## Written request
Each entry below is to be printed verbatim.

## Dataset records
———

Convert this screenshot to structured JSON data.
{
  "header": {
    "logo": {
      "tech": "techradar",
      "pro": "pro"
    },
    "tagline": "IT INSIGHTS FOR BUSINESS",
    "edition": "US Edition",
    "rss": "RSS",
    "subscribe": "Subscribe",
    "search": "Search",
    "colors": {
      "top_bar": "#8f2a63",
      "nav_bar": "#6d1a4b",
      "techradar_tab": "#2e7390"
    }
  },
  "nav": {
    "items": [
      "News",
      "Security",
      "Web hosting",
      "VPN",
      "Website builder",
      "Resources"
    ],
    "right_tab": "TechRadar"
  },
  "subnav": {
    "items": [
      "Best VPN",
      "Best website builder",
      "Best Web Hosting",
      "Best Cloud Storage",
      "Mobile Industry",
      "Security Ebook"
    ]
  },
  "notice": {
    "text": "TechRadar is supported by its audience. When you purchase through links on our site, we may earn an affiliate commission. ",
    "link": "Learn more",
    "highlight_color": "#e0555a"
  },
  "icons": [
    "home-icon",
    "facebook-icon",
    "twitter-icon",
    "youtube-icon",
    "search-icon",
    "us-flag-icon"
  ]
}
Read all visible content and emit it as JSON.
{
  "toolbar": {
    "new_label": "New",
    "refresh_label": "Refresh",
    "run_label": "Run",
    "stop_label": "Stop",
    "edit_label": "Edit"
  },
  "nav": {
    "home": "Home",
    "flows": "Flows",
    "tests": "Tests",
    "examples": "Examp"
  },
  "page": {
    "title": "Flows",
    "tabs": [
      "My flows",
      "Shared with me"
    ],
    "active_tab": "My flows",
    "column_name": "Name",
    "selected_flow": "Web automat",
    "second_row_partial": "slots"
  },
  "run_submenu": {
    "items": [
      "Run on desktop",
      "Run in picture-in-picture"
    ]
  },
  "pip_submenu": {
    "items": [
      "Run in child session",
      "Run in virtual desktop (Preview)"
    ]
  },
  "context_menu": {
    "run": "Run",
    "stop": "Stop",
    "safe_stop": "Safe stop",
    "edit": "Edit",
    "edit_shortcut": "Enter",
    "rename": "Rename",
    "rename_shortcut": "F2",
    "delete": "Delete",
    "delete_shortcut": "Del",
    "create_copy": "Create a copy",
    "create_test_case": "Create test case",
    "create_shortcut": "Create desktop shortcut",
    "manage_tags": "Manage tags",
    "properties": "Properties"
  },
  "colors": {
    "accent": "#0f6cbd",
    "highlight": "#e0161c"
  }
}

———

## Solution
Convert this screenshot to structured JSON data.
{
  "header": {
    "logo": {
      "tech": "techradar",
      "pro": "pro"
    },
    "tagline": "IT INSIGHTS FOR BUSINESS",
    "edition": "US Edition",
    "rss": "RSS",
    "subscribe": "Subscribe",
    "search": "Search",
    "colors": {
      "top_bar": "#8f2a63",
      "nav_bar": "#6d1a4b",
      "techradar_tab": "#2e7390"
    }
  },
  "nav": {
    "items": [
      "News",
      "Security",
      "Web hosting",
      "VPN",
      "Website builder",
      "Resources"
    ],
    "right_tab": "TechRadar"
  },
  "subnav": {
    "items": [
      "Best VPN",
      "Best website builder",
      "Best Web Hosting",
      "Best Cloud Storage",
      "Mobile Industry",
      "Security Ebook"
    ]
  },
  "notice": {
    "text": "TechRadar is supported by its audience. When you purchase through links on our site, we may earn an affiliate commission. ",
    "link": "Learn more",
    "highlight_color": "#e0555a"
  },
  "icons": [
    "home-icon",
    "facebook-icon",
    "twitter-icon",
    "youtube-icon",
    "search-icon",
    "us-flag-icon"
  ]
}
Read all visible content and emit it as JSON.
{
  "toolbar": {
    "new_label": "New",
    "refresh_label": "Refresh",
    "run_label": "Run",
    "stop_label": "Stop",
    "edit_label": "Edit"
  },
  "nav": {
    "home": "Home",
    "flows": "Flows",
    "tests": "Tests",
    "examples": "Examp"
  },
  "page": {
    "title": "Flows",
    "tabs": [
      "My flows",
      "Shared with me"
    ],
    "active_tab": "My flows",
    "column_name": "Name",
    "selected_flow": "Web automat",
    "second_row_partial": "slots"
  },
  "run_submenu": {
    "items": [
      "Run on desktop",
      "Run in picture-in-picture"
    ]
  },
  "pip_submenu": {
    "items": [
      "Run in child session",
      "Run in virtual desktop (Preview)"
    ]
  },
  "context_menu": {
    "run": "Run",
    "stop": "Stop",
    "safe_stop": "Safe stop",
    "edit": "Edit",
    "edit_shortcut": "Enter",
    "rename": "Rename",
    "rename_shortcut": "F2",
    "delete": "Delete",
    "delete_shortcut": "Del",
    "create_copy": "Create a copy",
    "create_test_case": "Create test case",
    "create_shortcut": "Create desktop shortcut",
    "manage_tags": "Manage tags",
    "properties": "Properties"
  },
  "colors": {
    "accent": "#0f6cbd",
    "highlight": "#e0161c"
  }
}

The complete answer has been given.